# Job
Gather every line below where "Lieferadresse" appears.

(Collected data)
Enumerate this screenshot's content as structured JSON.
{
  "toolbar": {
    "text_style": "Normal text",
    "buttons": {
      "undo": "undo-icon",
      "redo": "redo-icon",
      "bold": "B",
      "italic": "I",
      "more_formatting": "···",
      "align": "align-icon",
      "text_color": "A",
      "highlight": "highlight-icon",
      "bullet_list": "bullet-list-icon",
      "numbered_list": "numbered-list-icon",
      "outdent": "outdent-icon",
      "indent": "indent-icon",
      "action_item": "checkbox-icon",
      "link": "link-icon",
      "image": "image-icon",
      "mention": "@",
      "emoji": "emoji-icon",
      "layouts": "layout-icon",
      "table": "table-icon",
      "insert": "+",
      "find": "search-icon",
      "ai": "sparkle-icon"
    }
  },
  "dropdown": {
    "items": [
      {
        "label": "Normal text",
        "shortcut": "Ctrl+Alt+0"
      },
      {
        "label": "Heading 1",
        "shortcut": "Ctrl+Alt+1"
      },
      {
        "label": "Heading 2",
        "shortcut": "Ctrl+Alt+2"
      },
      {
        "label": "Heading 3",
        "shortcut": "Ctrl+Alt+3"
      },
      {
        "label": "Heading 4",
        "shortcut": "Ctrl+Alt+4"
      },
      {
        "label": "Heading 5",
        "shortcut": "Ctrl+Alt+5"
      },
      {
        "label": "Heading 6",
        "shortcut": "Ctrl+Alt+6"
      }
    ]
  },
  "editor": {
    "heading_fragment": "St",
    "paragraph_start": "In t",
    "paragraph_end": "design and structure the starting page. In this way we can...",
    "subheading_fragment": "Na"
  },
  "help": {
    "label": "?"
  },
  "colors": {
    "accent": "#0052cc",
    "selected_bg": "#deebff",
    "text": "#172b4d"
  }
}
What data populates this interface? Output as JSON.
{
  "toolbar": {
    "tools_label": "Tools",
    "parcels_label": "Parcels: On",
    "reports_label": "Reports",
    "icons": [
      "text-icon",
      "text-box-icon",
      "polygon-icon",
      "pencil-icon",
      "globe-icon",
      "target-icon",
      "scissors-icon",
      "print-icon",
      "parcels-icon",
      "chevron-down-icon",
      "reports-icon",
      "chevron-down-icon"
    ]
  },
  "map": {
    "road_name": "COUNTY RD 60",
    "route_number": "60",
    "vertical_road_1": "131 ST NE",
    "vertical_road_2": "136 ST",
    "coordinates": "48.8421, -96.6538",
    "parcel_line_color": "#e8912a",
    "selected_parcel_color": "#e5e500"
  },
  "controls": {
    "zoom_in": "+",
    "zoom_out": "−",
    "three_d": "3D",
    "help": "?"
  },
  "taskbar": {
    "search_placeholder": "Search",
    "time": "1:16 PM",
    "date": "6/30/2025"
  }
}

--

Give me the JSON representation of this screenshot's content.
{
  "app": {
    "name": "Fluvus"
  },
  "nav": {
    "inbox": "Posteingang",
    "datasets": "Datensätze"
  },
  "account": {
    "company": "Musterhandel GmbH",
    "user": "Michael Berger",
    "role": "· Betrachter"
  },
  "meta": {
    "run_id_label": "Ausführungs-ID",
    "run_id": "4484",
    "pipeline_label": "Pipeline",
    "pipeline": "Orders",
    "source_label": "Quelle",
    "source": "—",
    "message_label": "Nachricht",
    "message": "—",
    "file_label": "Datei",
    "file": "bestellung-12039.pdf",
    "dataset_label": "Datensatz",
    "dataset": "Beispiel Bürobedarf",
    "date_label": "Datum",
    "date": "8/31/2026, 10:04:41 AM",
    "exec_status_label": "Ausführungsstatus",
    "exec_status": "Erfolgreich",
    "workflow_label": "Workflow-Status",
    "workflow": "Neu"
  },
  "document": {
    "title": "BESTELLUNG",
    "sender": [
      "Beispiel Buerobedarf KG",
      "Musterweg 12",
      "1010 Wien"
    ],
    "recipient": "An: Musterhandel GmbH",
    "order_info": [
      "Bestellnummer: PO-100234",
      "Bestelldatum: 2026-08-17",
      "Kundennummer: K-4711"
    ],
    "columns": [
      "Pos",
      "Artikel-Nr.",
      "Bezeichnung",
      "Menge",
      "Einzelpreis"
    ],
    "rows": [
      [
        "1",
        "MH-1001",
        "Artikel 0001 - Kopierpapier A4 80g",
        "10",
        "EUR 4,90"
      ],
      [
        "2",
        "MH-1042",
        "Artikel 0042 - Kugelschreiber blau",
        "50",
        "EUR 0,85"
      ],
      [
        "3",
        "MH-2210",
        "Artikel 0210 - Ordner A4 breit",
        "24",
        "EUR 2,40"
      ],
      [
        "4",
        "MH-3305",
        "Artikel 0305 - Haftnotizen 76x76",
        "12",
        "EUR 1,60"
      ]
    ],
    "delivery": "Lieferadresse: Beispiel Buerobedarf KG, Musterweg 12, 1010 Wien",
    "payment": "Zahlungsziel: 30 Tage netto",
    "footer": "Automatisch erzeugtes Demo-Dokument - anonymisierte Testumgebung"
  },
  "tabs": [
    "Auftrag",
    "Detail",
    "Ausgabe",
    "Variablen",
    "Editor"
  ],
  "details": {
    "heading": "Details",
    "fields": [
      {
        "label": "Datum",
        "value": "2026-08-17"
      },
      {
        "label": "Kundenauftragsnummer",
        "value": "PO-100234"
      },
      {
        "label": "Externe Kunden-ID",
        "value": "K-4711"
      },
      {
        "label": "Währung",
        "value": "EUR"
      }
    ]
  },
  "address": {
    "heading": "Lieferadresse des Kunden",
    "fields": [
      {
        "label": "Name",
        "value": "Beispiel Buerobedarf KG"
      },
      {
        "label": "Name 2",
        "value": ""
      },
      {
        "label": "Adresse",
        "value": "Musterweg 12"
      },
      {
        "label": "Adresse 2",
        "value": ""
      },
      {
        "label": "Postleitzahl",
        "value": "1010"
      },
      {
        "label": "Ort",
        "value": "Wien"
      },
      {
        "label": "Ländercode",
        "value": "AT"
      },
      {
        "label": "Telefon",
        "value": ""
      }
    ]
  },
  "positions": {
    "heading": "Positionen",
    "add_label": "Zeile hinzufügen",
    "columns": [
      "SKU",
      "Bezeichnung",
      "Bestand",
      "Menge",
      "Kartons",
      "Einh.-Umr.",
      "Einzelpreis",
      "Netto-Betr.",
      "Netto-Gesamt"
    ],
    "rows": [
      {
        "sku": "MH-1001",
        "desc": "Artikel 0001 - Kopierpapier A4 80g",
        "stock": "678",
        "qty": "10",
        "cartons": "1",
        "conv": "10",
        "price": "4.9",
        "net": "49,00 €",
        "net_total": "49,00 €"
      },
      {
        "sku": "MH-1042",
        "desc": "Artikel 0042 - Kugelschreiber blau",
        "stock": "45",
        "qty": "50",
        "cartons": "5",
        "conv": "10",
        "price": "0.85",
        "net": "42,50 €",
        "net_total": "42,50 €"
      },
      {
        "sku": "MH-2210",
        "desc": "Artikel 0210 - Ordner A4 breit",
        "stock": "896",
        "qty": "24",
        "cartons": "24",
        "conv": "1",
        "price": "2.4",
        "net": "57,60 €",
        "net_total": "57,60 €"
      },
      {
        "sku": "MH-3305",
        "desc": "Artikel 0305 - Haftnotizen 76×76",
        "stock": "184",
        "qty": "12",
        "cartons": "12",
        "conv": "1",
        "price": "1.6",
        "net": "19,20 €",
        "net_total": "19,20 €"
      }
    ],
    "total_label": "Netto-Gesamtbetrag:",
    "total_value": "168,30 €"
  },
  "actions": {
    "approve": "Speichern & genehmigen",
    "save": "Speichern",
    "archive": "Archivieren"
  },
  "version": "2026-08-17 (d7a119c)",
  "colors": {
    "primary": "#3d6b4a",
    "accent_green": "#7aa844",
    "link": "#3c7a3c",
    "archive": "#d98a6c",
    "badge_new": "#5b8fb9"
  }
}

...

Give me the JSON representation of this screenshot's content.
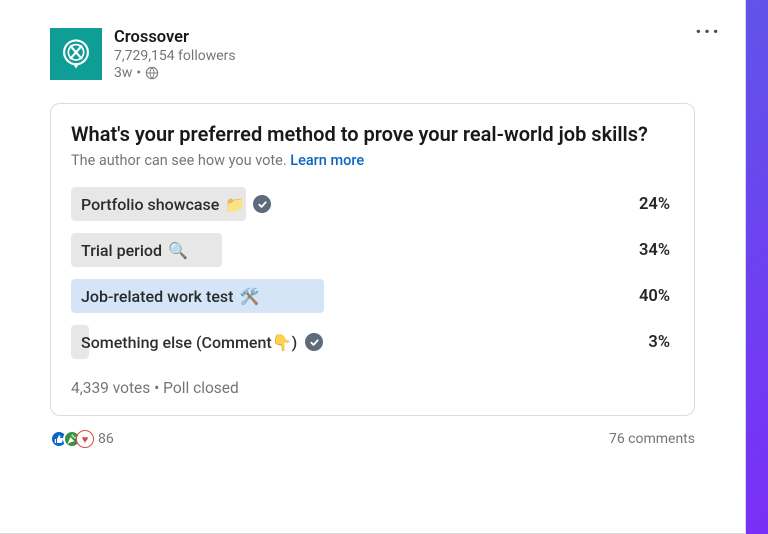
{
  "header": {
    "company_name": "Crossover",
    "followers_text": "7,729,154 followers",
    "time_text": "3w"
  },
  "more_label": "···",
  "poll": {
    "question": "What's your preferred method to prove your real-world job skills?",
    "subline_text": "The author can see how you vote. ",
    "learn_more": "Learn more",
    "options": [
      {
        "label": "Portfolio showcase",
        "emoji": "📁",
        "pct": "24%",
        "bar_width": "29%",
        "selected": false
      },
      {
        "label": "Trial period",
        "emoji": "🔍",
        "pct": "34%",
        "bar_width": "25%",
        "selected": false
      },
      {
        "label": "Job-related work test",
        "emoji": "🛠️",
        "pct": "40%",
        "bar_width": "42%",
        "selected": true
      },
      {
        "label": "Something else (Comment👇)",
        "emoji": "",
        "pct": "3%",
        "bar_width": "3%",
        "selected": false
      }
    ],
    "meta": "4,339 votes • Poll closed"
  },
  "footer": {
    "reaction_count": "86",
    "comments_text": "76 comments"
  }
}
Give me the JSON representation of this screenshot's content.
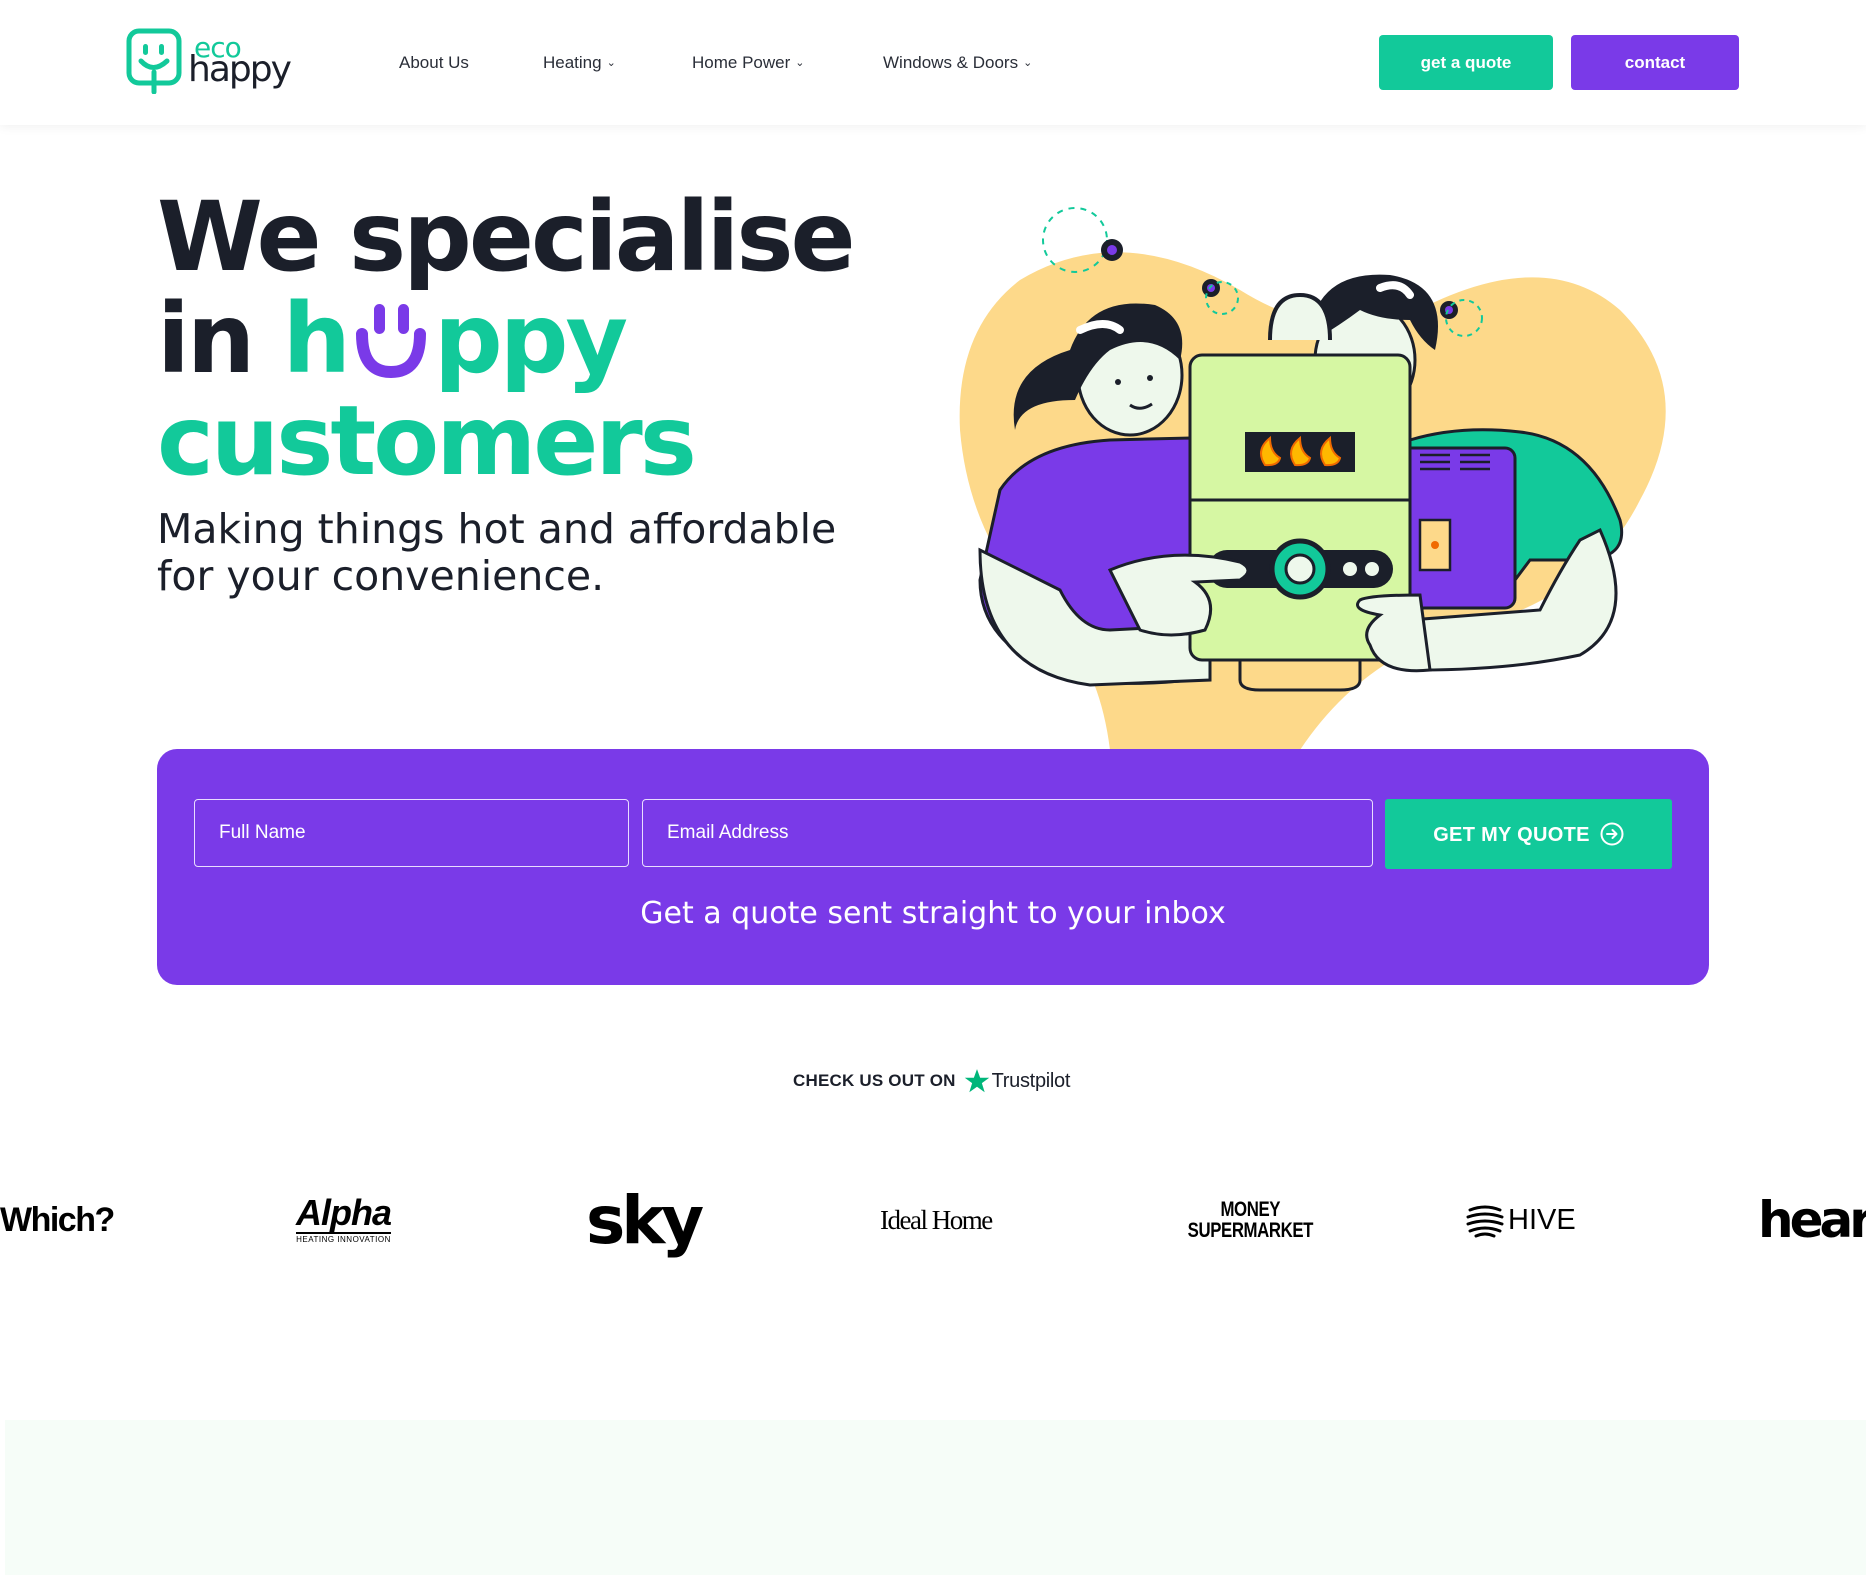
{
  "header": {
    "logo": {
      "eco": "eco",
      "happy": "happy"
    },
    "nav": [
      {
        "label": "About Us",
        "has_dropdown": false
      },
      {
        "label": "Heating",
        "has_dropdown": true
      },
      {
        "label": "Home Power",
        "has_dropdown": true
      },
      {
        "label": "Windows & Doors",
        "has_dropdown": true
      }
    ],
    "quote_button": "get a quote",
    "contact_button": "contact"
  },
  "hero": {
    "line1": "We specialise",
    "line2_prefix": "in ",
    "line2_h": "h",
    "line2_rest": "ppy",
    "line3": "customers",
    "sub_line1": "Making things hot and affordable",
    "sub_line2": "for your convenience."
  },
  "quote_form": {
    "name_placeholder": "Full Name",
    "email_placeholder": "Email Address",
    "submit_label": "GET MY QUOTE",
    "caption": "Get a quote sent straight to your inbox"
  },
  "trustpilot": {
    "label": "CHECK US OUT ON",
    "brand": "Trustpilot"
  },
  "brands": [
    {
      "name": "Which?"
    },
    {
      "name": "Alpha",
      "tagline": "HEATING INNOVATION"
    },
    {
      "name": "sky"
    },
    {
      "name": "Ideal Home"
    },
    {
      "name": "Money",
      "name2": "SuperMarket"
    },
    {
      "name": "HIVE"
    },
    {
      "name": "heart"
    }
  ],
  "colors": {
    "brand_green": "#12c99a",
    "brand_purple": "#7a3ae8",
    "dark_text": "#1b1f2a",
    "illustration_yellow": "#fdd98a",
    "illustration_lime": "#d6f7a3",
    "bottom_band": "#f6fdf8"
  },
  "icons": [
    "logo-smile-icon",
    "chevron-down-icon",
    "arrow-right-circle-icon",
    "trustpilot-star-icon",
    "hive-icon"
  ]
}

# Full output
    "delivery": "Lieferadresse: Beispiel Buerobedarf KG, Musterweg 12, 1010 Wien",
    "heading": "Lieferadresse des Kunden",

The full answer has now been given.